* Exercise:
Answer with nothing but the number of lines that include the word "两个确立".
----- Data entries
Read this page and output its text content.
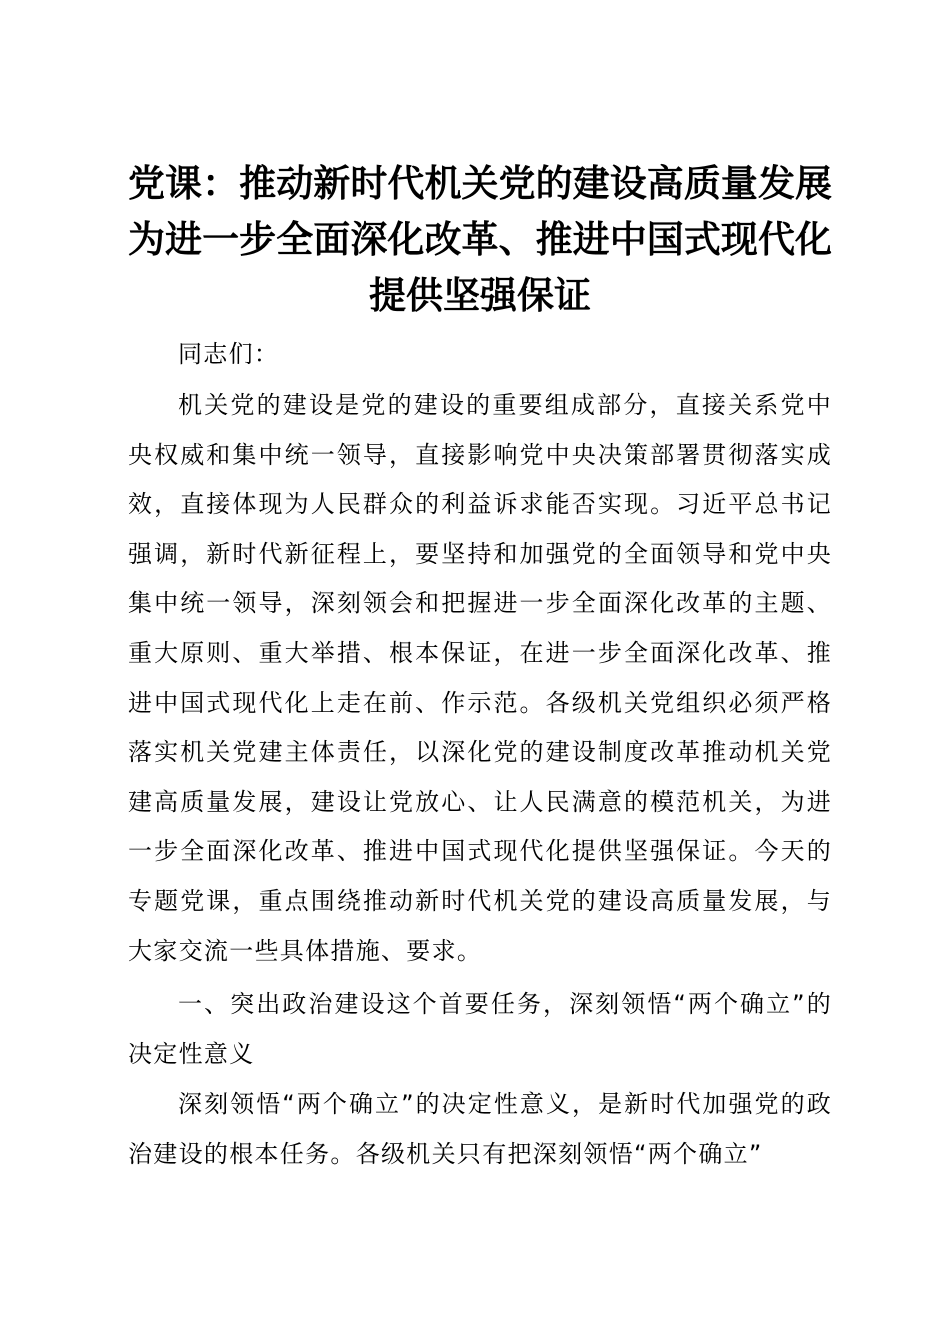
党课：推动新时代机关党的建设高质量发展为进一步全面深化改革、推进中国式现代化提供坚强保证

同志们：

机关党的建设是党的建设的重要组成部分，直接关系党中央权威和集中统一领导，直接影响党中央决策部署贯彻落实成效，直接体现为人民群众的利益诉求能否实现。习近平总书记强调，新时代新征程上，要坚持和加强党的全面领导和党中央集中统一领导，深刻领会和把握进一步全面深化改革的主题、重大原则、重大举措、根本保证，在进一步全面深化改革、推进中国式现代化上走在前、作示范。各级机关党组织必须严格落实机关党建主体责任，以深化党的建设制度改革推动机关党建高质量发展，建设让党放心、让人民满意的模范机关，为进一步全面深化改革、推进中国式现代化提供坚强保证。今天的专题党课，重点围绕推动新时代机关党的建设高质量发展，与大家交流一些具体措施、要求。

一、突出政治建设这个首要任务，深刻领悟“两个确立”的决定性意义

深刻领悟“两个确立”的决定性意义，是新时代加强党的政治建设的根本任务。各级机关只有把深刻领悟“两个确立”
----------
----- Data entries
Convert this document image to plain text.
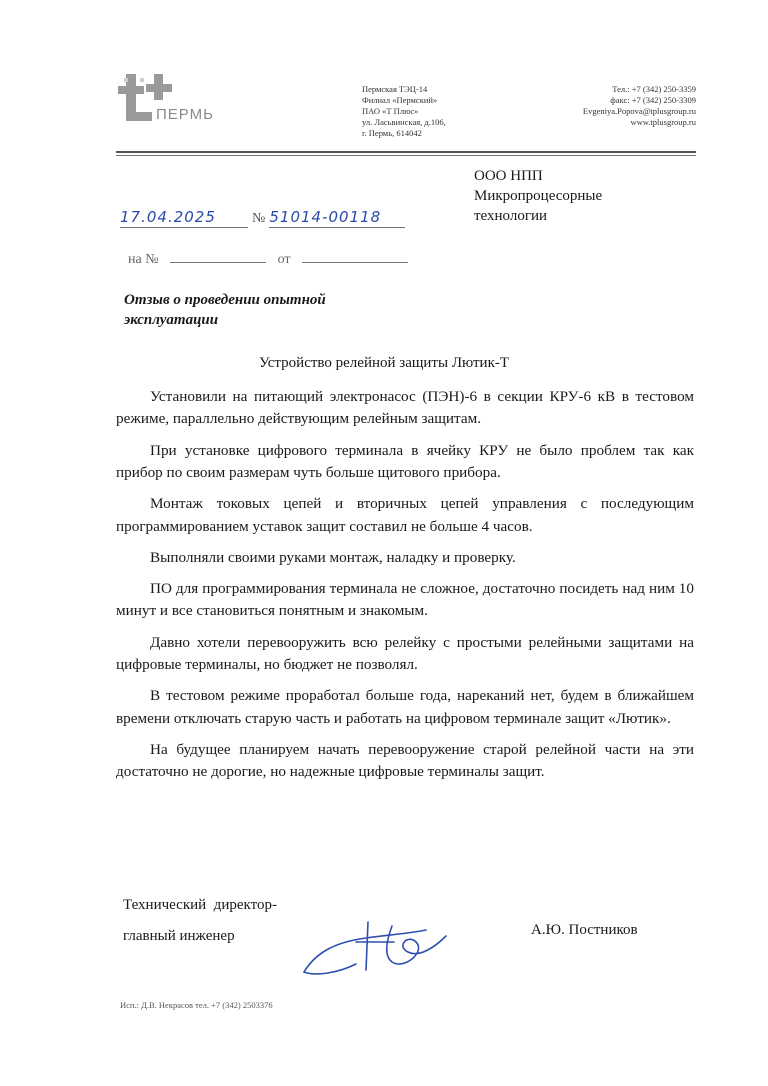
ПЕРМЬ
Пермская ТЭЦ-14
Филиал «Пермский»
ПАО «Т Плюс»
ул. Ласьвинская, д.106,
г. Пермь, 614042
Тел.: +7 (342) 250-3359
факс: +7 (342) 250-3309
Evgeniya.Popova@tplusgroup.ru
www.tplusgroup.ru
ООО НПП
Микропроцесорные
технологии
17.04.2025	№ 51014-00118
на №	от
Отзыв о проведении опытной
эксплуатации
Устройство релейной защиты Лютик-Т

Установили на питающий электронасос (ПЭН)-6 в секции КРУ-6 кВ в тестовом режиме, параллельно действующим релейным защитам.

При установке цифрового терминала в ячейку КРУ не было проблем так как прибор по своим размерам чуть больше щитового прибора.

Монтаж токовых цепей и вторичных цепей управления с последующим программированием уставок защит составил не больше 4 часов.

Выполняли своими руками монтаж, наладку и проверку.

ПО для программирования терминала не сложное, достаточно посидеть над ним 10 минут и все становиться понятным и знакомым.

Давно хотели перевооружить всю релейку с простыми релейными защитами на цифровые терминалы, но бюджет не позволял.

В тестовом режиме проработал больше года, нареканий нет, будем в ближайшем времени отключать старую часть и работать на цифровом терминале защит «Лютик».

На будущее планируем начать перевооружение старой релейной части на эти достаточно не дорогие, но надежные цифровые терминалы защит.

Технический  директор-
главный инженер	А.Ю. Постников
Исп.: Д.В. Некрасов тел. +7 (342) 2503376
----------
* Solution:
2